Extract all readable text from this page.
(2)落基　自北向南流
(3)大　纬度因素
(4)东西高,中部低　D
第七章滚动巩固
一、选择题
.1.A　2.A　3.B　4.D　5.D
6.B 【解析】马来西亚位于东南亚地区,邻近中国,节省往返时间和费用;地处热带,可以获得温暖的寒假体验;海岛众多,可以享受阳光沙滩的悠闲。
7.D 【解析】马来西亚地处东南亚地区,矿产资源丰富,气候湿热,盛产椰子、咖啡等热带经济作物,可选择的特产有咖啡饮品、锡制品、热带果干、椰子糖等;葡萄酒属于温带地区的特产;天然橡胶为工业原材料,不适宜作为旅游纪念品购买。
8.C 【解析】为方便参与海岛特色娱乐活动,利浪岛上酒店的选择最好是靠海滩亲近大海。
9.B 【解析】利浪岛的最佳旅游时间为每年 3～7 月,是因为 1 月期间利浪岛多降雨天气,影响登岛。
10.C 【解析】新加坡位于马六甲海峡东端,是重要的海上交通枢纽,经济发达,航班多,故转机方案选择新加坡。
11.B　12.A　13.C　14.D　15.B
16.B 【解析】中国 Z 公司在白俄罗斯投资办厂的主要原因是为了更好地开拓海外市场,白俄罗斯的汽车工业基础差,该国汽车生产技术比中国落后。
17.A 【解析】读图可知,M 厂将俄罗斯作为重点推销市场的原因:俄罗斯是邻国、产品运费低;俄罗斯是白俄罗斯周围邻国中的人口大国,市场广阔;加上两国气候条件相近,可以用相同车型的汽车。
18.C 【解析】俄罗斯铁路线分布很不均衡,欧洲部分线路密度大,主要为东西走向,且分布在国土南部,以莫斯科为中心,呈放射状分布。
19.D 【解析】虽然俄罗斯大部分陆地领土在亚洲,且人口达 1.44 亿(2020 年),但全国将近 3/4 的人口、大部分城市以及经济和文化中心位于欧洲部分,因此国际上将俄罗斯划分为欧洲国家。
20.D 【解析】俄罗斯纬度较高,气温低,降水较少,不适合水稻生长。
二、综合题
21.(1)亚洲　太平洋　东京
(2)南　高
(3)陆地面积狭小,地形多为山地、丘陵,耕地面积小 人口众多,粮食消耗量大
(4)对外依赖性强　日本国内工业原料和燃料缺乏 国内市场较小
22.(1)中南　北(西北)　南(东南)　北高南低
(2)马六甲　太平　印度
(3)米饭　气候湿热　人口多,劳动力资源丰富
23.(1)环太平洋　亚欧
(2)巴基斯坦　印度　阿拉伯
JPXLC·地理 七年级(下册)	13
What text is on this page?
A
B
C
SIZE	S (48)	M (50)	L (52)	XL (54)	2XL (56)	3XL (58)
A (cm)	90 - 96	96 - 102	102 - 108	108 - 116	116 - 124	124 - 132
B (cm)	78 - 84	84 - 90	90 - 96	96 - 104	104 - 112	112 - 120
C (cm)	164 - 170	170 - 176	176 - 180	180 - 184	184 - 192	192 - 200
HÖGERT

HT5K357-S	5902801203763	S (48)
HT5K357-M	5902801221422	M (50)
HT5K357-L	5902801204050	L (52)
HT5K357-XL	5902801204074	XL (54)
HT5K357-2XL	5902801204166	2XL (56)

==============================

◆ What you should do ◆
Copy out each line above, character for character.

◆ Answer in full ◆
Extract all readable text from this page.
(2)落基　自北向南流
(3)大　纬度因素
(4)东西高,中部低　D
第七章滚动巩固
一、选择题
.1.A　2.A　3.B　4.D　5.D
6.B 【解析】马来西亚位于东南亚地区,邻近中国,节省往返时间和费用;地处热带,可以获得温暖的寒假体验;海岛众多,可以享受阳光沙滩的悠闲。
7.D 【解析】马来西亚地处东南亚地区,矿产资源丰富,气候湿热,盛产椰子、咖啡等热带经济作物,可选择的特产有咖啡饮品、锡制品、热带果干、椰子糖等;葡萄酒属于温带地区的特产;天然橡胶为工业原材料,不适宜作为旅游纪念品购买。
8.C 【解析】为方便参与海岛特色娱乐活动,利浪岛上酒店的选择最好是靠海滩亲近大海。
9.B 【解析】利浪岛的最佳旅游时间为每年 3～7 月,是因为 1 月期间利浪岛多降雨天气,影响登岛。
10.C 【解析】新加坡位于马六甲海峡东端,是重要的海上交通枢纽,经济发达,航班多,故转机方案选择新加坡。
11.B　12.A　13.C　14.D　15.B
16.B 【解析】中国 Z 公司在白俄罗斯投资办厂的主要原因是为了更好地开拓海外市场,白俄罗斯的汽车工业基础差,该国汽车生产技术比中国落后。
17.A 【解析】读图可知,M 厂将俄罗斯作为重点推销市场的原因:俄罗斯是邻国、产品运费低;俄罗斯是白俄罗斯周围邻国中的人口大国,市场广阔;加上两国气候条件相近,可以用相同车型的汽车。
18.C 【解析】俄罗斯铁路线分布很不均衡,欧洲部分线路密度大,主要为东西走向,且分布在国土南部,以莫斯科为中心,呈放射状分布。
19.D 【解析】虽然俄罗斯大部分陆地领土在亚洲,且人口达 1.44 亿(2020 年),但全国将近 3/4 的人口、大部分城市以及经济和文化中心位于欧洲部分,因此国际上将俄罗斯划分为欧洲国家。
20.D 【解析】俄罗斯纬度较高,气温低,降水较少,不适合水稻生长。
二、综合题
21.(1)亚洲　太平洋　东京
(2)南　高
(3)陆地面积狭小,地形多为山地、丘陵,耕地面积小 人口众多,粮食消耗量大
(4)对外依赖性强　日本国内工业原料和燃料缺乏 国内市场较小
22.(1)中南　北(西北)　南(东南)　北高南低
(2)马六甲　太平　印度
(3)米饭　气候湿热　人口多,劳动力资源丰富
23.(1)环太平洋　亚欧
(2)巴基斯坦　印度　阿拉伯
JPXLC·地理 七年级(下册)	13
What text is on this page?
A
B
C
SIZE	S (48)	M (50)	L (52)	XL (54)	2XL (56)	3XL (58)
A (cm)	90 - 96	96 - 102	102 - 108	108 - 116	116 - 124	124 - 132
B (cm)	78 - 84	84 - 90	90 - 96	96 - 104	104 - 112	112 - 120
C (cm)	164 - 170	170 - 176	176 - 180	180 - 184	184 - 192	192 - 200
HÖGERT

HT5K357-S	5902801203763	S (48)
HT5K357-M	5902801221422	M (50)
HT5K357-L	5902801204050	L (52)
HT5K357-XL	5902801204074	XL (54)
HT5K357-2XL	5902801204166	2XL (56)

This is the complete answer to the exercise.